* Task prompt: In the blog post about pancakes and vegan nachos, how many people does the No Duh Vegan Nachos recipe serve?
[Begin Source document]
A Pancake Love Affair + No Duh Vegan Nachos


Ello.  Tuesday in the hizzy!  I know you thought that people stopped saying ‘hizzy’ five years ago, but I’m bringing it back.  B and I like to add ‘izzle’ (Fridizzle = Friday) and ‘izzy’ (There’s a blizzy in the hizzy = It is cold in this house) to every word possible, almost to the point of creating our own language that no one else can understand (say wha?).  We also randomly shout things like “BOOM!” or “Poppycock!” (<— this must be done with a British accent) out of the blue.  Maybe this no drinking thing is starting to get to us more than I thought…  ;)

Lets talk FOOD.  Monday’s breakfast was amaze…


The mix: the last of the Greek yogurt topped with frozen blueberries, a tablespoon of ground flax seed, banana slices, goji berries, Kashi Toasted Berry Crumble cereal, and agave nectar.  :D

This morning I had a pancake for breakfast!  Who doesn’t love pancakes, I ask you… who?

(No, really.  WHO?  Anyone?  Does such a person exist?)

I took the last blueberry pancake from Sunday and dressed it up with whipped maple yogurt (plain Greek yogurt mixed vigorously with a little pure maple syrup), banana slices, wild blueberries, a sprinkle of cinnamon and a final drizzle of agave nectar.  I then engaged in a borderline-inappropriate photo shoot…

Out of control, I tell ya.  Ridiculously good.

Oh, yeah…

Mmm, hmmm…

And then I devoured it.  The End.

Next Sunday I plan to make OSG’s Blueberry Carob Pancakes.  :)  The week after that I am sooo making these.  I’m pretty excited.  I’ve gone pancake crazy and am clearly out of control.

Do you have a favorite pancake recipe?  Send it my way!  :D

Yesterday’s lunch was another salad, but I’m guessing that you’re probably tired of seeing the same old salad every other day, right?


This was a pre-grocery shopping Use It Up salad, where I go through my crisper drawer and make a big salad with all the little bits of leftover veggies from the week before- half a bell pepper, a few leftover grilled kebab veggies, the last handful of baby carrots, some overlooked snap peas, the rest of the artichoke hearts- things like that.  I topped it all off with some beans, dried cranberries, and Annie’s Roasted Red Pepper dressingUse It Up salads usually rock, and this did not disappoint.

M came for dinner last night, and we watched two episodes of Dexter.  We made what I am now going to refer to as No Duh Vegan Nachos, because they are ridiculously easy but knock-your-socks-off good.  Do you really need a recipe for nachos?  No?  I’m going to give you one anyway.  What can I say, I’m a giver.

No Duh Vegan Nachos

Serves 3 very hungry people

Time: 20 minutes, tops


1 bag Garden of Eatin’ Blue Chips (or similar)
1 can vegetarian refried beans (I used Full Circle organic vegetarian refried beans with green chile and lime)
1 bell pepper, chopped
1 jalapeno, diced (remove the seeds if you don’t want lots of heat- we left them in because we like it SPICY!)
1 large ripe avocado, chopped
Salsa (I used traditional hot salsa)
2 cups Vegan Nacho Cheeze Sauce (recipe below- you will likely have leftovers of the sauce.  Store in a tightly closed container in the fridge and use it as a spread for sandwiches, as a chip or veggie dip, or drizzled over a salad!)
[End Source document]
[Begin Collected material]
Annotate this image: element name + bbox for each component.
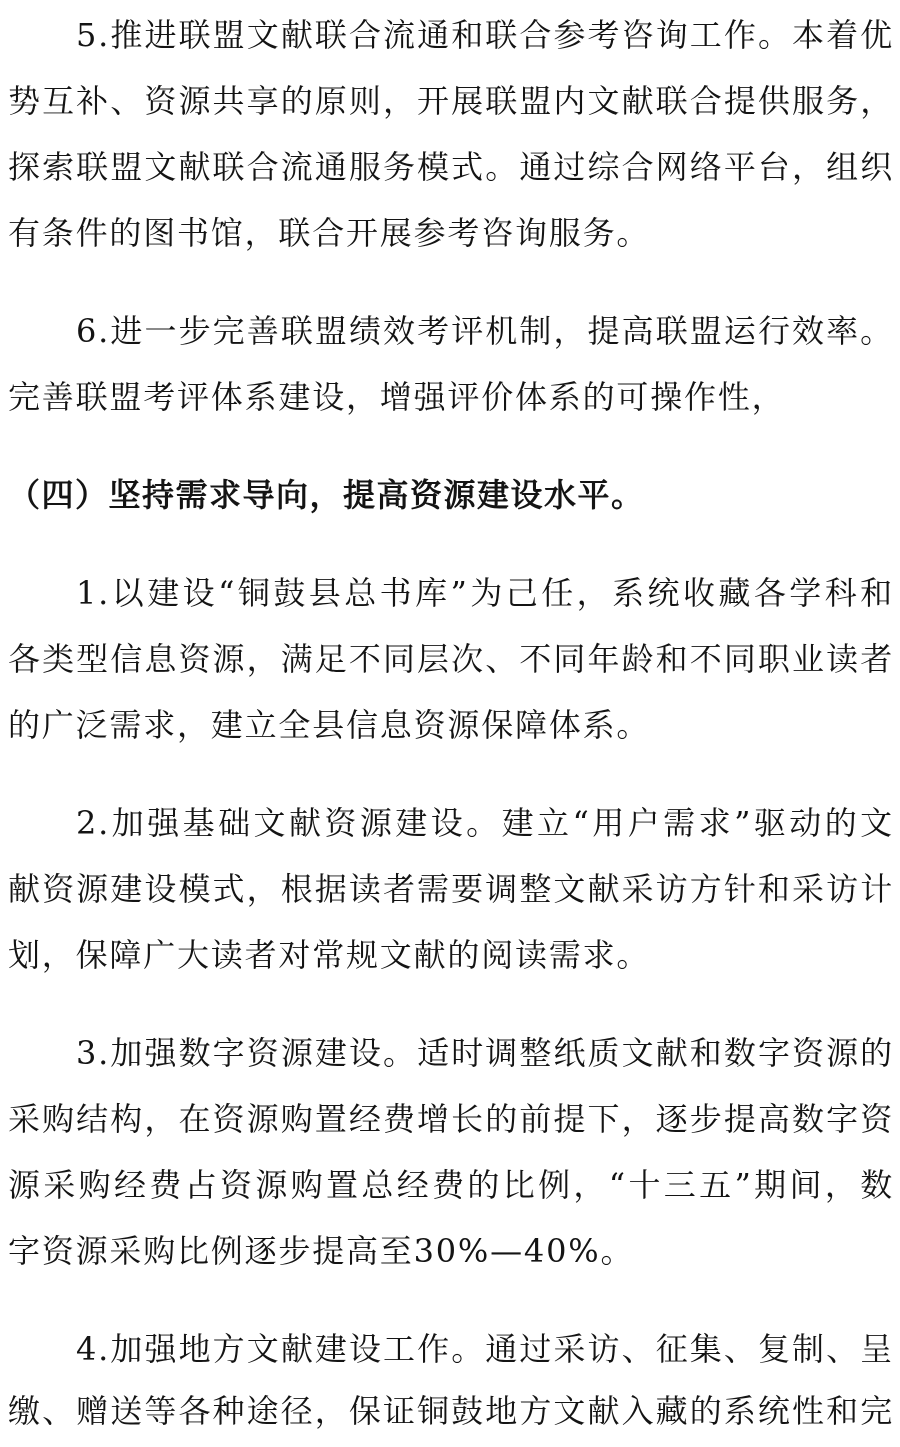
[End Collected material]
* Reply to the exercise: 3 very hungry people